> _WHAT THE TASK REQUIRES_: Scan the listing below and copy every line holding "县农业农村局".

>> start DATASET RECORDS

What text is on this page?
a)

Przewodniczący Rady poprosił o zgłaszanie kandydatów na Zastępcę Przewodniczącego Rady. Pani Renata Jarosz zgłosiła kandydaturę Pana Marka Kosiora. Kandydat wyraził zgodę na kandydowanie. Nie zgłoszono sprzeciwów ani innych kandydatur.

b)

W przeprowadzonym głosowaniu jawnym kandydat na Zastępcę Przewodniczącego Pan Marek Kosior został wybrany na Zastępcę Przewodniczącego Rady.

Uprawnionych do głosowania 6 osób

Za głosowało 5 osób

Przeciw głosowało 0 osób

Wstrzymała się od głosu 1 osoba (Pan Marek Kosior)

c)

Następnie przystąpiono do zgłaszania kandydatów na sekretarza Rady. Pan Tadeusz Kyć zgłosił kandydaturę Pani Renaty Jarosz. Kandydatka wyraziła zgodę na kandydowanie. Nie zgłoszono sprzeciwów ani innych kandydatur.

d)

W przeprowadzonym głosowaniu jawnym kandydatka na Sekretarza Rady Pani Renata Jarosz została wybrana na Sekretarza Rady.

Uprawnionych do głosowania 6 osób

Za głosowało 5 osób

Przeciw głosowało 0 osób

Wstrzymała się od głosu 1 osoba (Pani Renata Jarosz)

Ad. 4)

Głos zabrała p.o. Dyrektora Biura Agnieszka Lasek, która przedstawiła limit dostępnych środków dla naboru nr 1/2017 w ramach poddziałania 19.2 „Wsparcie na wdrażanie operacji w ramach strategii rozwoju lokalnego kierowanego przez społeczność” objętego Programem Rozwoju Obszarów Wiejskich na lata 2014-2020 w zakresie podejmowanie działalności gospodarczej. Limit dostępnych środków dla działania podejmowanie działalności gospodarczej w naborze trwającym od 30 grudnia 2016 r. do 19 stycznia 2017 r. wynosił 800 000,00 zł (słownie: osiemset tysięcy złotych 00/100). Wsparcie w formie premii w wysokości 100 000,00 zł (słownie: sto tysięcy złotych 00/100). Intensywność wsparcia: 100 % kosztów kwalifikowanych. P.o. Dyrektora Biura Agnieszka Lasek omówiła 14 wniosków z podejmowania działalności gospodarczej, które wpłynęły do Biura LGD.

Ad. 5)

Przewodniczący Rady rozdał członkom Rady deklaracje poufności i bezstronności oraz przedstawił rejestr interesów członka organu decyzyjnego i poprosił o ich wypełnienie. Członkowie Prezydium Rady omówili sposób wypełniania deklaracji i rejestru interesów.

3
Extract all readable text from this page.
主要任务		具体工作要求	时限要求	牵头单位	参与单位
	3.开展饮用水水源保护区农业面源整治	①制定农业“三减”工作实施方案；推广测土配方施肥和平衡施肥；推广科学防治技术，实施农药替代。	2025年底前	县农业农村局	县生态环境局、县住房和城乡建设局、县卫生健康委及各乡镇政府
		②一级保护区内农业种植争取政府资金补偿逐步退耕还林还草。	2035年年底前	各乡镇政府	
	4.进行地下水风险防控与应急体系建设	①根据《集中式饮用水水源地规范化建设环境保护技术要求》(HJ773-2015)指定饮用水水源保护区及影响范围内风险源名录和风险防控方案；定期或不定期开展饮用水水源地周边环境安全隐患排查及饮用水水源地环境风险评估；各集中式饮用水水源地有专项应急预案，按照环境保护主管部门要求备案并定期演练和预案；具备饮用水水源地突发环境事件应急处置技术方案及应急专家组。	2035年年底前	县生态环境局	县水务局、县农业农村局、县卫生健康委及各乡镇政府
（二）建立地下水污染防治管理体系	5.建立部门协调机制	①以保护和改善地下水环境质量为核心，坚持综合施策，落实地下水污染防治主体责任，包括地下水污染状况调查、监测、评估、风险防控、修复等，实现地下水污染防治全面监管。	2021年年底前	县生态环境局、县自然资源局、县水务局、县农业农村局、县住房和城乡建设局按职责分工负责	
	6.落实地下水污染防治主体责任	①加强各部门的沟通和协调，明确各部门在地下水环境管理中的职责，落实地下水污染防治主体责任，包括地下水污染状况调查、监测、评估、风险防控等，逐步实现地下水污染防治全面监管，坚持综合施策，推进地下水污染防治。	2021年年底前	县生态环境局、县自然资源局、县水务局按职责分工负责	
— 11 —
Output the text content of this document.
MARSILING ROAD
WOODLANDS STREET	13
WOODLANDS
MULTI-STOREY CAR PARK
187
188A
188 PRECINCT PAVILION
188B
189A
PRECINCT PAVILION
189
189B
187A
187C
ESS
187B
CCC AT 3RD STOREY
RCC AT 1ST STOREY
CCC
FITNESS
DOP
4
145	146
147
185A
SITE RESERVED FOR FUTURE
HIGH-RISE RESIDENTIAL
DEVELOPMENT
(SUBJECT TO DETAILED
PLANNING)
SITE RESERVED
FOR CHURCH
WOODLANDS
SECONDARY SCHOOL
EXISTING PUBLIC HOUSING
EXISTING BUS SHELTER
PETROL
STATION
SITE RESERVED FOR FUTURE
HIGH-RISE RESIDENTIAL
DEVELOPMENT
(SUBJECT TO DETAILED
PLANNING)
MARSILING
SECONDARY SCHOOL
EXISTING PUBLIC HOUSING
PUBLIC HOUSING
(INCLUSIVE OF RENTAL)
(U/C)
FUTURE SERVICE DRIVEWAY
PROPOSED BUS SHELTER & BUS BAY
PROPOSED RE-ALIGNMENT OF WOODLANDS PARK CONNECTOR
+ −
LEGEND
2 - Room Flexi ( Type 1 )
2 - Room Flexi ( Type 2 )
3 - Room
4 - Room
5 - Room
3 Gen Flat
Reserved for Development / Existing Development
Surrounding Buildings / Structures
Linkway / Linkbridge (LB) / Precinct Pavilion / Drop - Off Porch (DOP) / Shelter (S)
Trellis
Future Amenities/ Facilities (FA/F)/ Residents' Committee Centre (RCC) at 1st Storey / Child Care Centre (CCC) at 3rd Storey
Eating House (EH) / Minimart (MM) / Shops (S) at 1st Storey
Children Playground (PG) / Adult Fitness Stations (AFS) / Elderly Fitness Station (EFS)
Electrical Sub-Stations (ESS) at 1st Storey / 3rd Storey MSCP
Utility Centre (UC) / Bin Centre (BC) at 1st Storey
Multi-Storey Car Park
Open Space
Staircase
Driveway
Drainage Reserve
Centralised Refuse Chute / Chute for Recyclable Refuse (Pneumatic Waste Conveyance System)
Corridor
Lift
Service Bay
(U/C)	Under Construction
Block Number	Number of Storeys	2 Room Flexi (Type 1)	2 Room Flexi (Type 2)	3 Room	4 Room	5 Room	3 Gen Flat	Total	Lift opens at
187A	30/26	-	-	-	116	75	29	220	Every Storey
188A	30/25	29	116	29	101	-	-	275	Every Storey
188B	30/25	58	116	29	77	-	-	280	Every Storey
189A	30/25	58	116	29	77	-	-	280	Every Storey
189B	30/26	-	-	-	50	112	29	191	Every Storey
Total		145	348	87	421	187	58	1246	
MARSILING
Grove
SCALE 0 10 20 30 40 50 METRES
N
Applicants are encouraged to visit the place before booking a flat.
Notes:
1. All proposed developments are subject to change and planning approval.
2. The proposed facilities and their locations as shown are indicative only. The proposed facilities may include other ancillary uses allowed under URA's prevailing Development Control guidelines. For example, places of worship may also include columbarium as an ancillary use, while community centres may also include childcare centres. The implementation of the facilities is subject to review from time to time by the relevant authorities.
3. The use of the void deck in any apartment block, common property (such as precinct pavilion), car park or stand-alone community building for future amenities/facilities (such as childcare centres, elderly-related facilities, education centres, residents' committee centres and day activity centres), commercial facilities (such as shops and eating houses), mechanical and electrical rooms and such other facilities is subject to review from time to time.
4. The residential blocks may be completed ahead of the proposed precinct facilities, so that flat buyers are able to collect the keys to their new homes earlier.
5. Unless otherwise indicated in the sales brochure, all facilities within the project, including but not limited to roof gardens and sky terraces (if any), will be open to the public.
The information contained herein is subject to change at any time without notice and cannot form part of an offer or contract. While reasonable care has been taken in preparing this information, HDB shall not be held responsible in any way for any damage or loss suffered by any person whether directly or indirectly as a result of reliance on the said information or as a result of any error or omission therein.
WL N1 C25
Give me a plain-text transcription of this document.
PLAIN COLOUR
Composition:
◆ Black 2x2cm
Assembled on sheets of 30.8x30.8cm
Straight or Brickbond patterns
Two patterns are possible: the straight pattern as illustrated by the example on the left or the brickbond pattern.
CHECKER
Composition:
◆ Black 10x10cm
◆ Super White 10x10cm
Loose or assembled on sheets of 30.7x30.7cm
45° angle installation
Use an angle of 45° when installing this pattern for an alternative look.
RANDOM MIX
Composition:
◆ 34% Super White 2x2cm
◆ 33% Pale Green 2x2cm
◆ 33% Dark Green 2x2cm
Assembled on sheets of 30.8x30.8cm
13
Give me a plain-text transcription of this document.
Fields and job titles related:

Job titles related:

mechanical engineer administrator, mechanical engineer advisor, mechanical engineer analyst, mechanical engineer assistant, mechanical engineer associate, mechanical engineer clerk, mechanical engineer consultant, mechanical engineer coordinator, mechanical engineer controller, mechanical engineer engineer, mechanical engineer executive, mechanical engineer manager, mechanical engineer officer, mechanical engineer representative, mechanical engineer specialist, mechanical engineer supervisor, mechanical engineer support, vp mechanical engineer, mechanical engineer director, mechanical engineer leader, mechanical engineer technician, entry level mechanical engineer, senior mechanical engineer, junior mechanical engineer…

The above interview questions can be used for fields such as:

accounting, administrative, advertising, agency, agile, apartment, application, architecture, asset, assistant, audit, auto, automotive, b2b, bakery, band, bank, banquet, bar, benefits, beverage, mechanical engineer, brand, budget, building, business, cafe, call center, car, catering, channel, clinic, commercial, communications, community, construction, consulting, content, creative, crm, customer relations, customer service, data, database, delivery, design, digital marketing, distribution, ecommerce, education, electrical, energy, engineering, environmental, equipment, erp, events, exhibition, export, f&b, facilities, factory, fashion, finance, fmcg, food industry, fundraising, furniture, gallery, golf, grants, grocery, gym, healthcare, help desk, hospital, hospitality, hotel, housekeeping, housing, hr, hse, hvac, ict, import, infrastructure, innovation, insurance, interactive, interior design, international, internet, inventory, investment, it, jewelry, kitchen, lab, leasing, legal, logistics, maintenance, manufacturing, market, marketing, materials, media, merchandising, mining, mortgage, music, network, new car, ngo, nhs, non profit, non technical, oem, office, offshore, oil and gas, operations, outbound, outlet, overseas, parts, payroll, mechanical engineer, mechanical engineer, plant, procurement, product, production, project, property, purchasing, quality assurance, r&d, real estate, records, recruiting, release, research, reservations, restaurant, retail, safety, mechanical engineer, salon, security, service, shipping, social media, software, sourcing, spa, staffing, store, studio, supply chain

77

>> end DATASET RECORDS

> _FINAL RESULT_:
	3.开展饮用水水源保护区农业面源整治	①制定农业“三减”工作实施方案；推广测土配方施肥和平衡施肥；推广科学防治技术，实施农药替代。	2025年底前	县农业农村局	县生态环境局、县住房和城乡建设局、县卫生健康委及各乡镇政府
	4.进行地下水风险防控与应急体系建设	①根据《集中式饮用水水源地规范化建设环境保护技术要求》(HJ773-2015)指定饮用水水源保护区及影响范围内风险源名录和风险防控方案；定期或不定期开展饮用水水源地周边环境安全隐患排查及饮用水水源地环境风险评估；各集中式饮用水水源地有专项应急预案，按照环境保护主管部门要求备案并定期演练和预案；具备饮用水水源地突发环境事件应急处置技术方案及应急专家组。	2035年年底前	县生态环境局	县水务局、县农业农村局、县卫生健康委及各乡镇政府
（二）建立地下水污染防治管理体系	5.建立部门协调机制	①以保护和改善地下水环境质量为核心，坚持综合施策，落实地下水污染防治主体责任，包括地下水污染状况调查、监测、评估、风险防控、修复等，实现地下水污染防治全面监管。	2021年年底前	县生态环境局、县自然资源局、县水务局、县农业农村局、县住房和城乡建设局按职责分工负责	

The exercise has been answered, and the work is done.